Quoted text
↓↓↓

Re: [sqlite] query performance question

2010-10-05 Thread Simon Slavin

On 5 Oct 2010, at 1:14pm, Igor Tandetnik wrote:

> Simon Slavin  wrote:
>> On 5 Oct 2010, at 10:43am, Mail wrote:
>> 
>>> SELECT COUNT(DISTINCT t0.Z_PK) FROM ZFFFOOD t0 WHERE (t0.ZFOODGROUP = ? AND 
>>> (SELECT COUNT(*) FROM ZFFWEIGHT t1 WHERE (t0.Z_PK =
>>> t1.ZFOOD) ) > ?) 
>> 
>> Did you miss out 'AS' from your FROM clause between ZFFFOOD and t0 ?  And 
>> again in the sub-SELECT ?
> 
> AS keyword is always optional.

I just noticed that on the syntax diagram.  Here's me trying to make my code 
understandable but SQL doesn't care.  Bah.

Simon.
___
sqlite-users mailing list
sqlite-users@sqlite.org
http://sqlite.org:8080/cgi-bin/mailman/listinfo/sqlite-users


Re: [sqlite] query performance question

2010-10-05 Thread Igor Tandetnik
Simon Slavin  wrote:
> On 5 Oct 2010, at 10:43am, Mail wrote:
> 
>> SELECT COUNT(DISTINCT t0.Z_PK) FROM ZFFFOOD t0 WHERE (t0.ZFOODGROUP = ? AND 
>> (SELECT COUNT(*) FROM ZFFWEIGHT t1 WHERE (t0.Z_PK =
>> t1.ZFOOD) ) > ?) 
> 
> Did you miss out 'AS' from your FROM clause between ZFFFOOD and t0 ?  And 
> again in the sub-SELECT ?

AS keyword is always optional.

↑↑↑

Task details
Answer these questions about the SQLite query performance thread:
(a) Which table follows FROM in the outer query?
(b) What does Igor Tandetnik say about the AS keyword?
(c) Where did Simon Slavin notice this about AS?
The entries have no part in this exercise.

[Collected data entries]

↓↓↓

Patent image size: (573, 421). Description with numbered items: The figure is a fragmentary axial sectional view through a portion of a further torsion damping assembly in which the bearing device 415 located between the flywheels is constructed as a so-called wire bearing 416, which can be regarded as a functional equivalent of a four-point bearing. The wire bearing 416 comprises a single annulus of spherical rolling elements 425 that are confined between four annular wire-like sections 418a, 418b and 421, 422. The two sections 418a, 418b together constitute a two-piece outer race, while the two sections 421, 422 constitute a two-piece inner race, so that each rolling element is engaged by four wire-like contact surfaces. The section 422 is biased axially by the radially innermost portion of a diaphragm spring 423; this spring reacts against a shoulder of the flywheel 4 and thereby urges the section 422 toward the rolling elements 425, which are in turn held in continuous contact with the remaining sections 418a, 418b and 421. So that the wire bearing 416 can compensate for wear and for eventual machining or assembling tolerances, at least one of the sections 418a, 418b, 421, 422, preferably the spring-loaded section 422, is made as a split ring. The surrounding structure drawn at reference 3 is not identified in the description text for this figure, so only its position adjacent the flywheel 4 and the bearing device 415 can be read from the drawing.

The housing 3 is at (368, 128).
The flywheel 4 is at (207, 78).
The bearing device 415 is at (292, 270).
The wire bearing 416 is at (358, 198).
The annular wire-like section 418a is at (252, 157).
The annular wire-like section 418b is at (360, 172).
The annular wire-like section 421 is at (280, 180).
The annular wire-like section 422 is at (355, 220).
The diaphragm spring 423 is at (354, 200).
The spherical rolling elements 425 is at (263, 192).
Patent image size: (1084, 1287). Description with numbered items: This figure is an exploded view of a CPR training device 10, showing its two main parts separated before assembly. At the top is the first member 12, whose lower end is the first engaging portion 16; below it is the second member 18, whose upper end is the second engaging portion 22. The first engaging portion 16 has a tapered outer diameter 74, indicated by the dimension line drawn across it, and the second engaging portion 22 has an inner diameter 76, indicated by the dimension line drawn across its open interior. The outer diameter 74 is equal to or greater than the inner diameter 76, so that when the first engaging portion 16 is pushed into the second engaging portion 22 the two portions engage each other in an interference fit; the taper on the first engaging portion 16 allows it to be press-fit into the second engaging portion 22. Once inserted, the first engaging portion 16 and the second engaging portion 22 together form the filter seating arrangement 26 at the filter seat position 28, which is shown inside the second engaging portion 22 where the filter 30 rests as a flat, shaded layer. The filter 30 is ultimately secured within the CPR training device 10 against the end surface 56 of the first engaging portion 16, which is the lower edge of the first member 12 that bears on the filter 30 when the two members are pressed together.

↑↑↑

Solution to the exercise
(a) ZFFFOOD
(b) It is always optional.
(c) On the syntax diagram